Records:
■ ■ ■ ■

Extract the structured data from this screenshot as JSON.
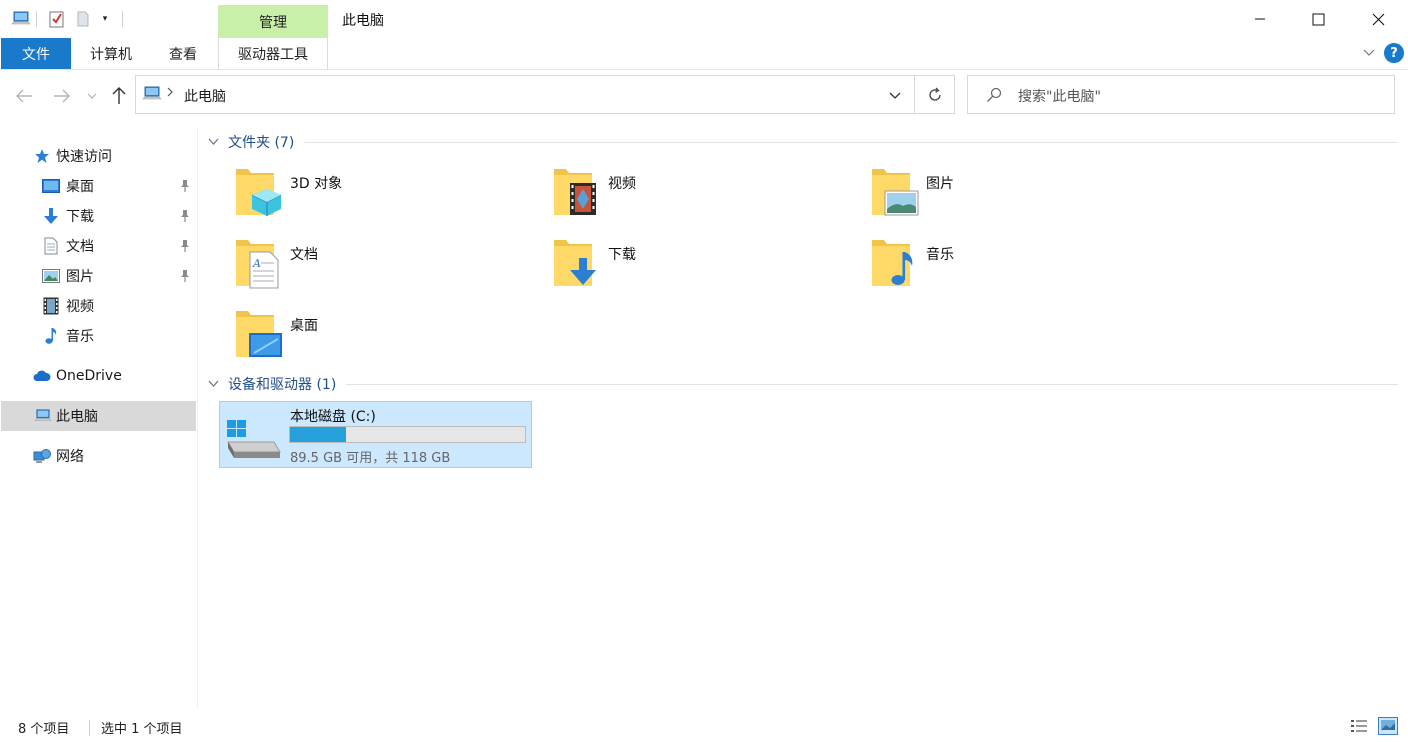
{
  "window": {
    "title": "此电脑",
    "context_tab_group": "管理",
    "colors": {
      "file_tab": "#1979ca",
      "manage_tab": "#c8f0a8",
      "selection": "#cce8ff",
      "drive_bar": "#26a0da",
      "group_header": "#1e4e8c"
    }
  },
  "ribbon": {
    "tabs": [
      {
        "label": "文件",
        "active": true
      },
      {
        "label": "计算机"
      },
      {
        "label": "查看"
      },
      {
        "label": "驱动器工具"
      }
    ]
  },
  "address": {
    "crumb": "此电脑",
    "search_placeholder": "搜索\"此电脑\""
  },
  "nav": {
    "quick_access": "快速访问",
    "quick_items": [
      {
        "label": "桌面",
        "icon": "desktop-icon",
        "pinned": true
      },
      {
        "label": "下载",
        "icon": "download-icon",
        "pinned": true
      },
      {
        "label": "文档",
        "icon": "document-icon",
        "pinned": true
      },
      {
        "label": "图片",
        "icon": "picture-icon",
        "pinned": true
      },
      {
        "label": "视频",
        "icon": "video-icon",
        "pinned": false
      },
      {
        "label": "音乐",
        "icon": "music-icon",
        "pinned": false
      }
    ],
    "onedrive": "OneDrive",
    "thispc": "此电脑",
    "network": "网络"
  },
  "content": {
    "folders_header": "文件夹 (7)",
    "folders": [
      {
        "label": "3D 对象",
        "icon": "3d-objects-folder-icon"
      },
      {
        "label": "视频",
        "icon": "video-folder-icon"
      },
      {
        "label": "图片",
        "icon": "picture-folder-icon"
      },
      {
        "label": "文档",
        "icon": "document-folder-icon"
      },
      {
        "label": "下载",
        "icon": "download-folder-icon"
      },
      {
        "label": "音乐",
        "icon": "music-folder-icon"
      },
      {
        "label": "桌面",
        "icon": "desktop-folder-icon"
      }
    ],
    "drives_header": "设备和驱动器 (1)",
    "drive": {
      "label": "本地磁盘 (C:)",
      "free_text": "89.5 GB 可用，共 118 GB",
      "used_fraction": 0.24
    }
  },
  "status": {
    "items": "8 个项目",
    "selected": "选中 1 个项目"
  }
}
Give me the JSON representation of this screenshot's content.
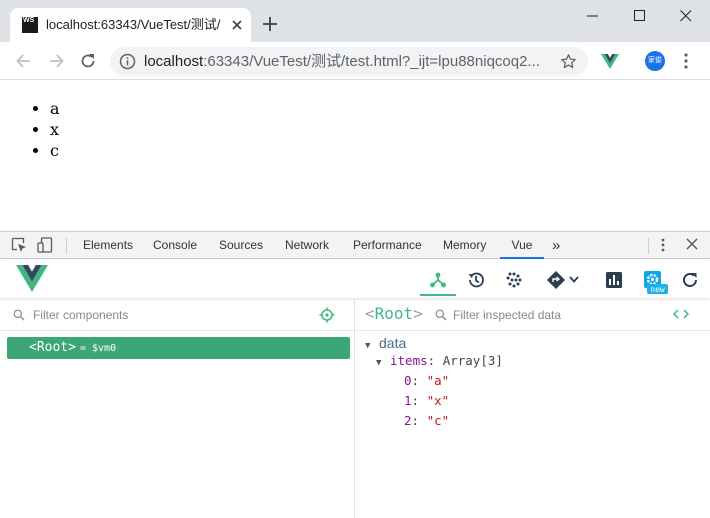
{
  "browser": {
    "tab_title": "localhost:63343/VueTest/测试/",
    "favicon_text_1": "WS",
    "url_host": "localhost",
    "url_rest": ":63343/VueTest/测试/test.html?_ijt=lpu88niqcoq2...",
    "avatar_text": "家俊"
  },
  "page": {
    "list_items": [
      "a",
      "x",
      "c"
    ]
  },
  "devtools": {
    "tabs": [
      "Elements",
      "Console",
      "Sources",
      "Network",
      "Performance",
      "Memory",
      "Vue"
    ],
    "active_tab": "Vue",
    "more_tabs": "»",
    "new_badge": "new"
  },
  "vue": {
    "filter_components_placeholder": "Filter components",
    "root_component": "<Root>",
    "root_vm": "= $vm0",
    "inspected_label_open": "<",
    "inspected_label_name": "Root",
    "inspected_label_close": ">",
    "filter_inspected_placeholder": "Filter inspected data",
    "section": "data",
    "prop_name": "items",
    "prop_value": "Array[3]",
    "array_items": [
      {
        "index": "0",
        "value": "\"a\""
      },
      {
        "index": "1",
        "value": "\"x\""
      },
      {
        "index": "2",
        "value": "\"c\""
      }
    ]
  },
  "colors": {
    "vue_green": "#41b883",
    "row_selected": "#3ba776",
    "chrome_blue": "#1a73e8"
  }
}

■ ■ ■ ■

» **What to work on**
Within the material above, find the lines that contain the word "Filter"; copy them.

» **Correct response**
    "filter_components_placeholder": "Filter components",
    "filter_inspected_placeholder": "Filter inspected data",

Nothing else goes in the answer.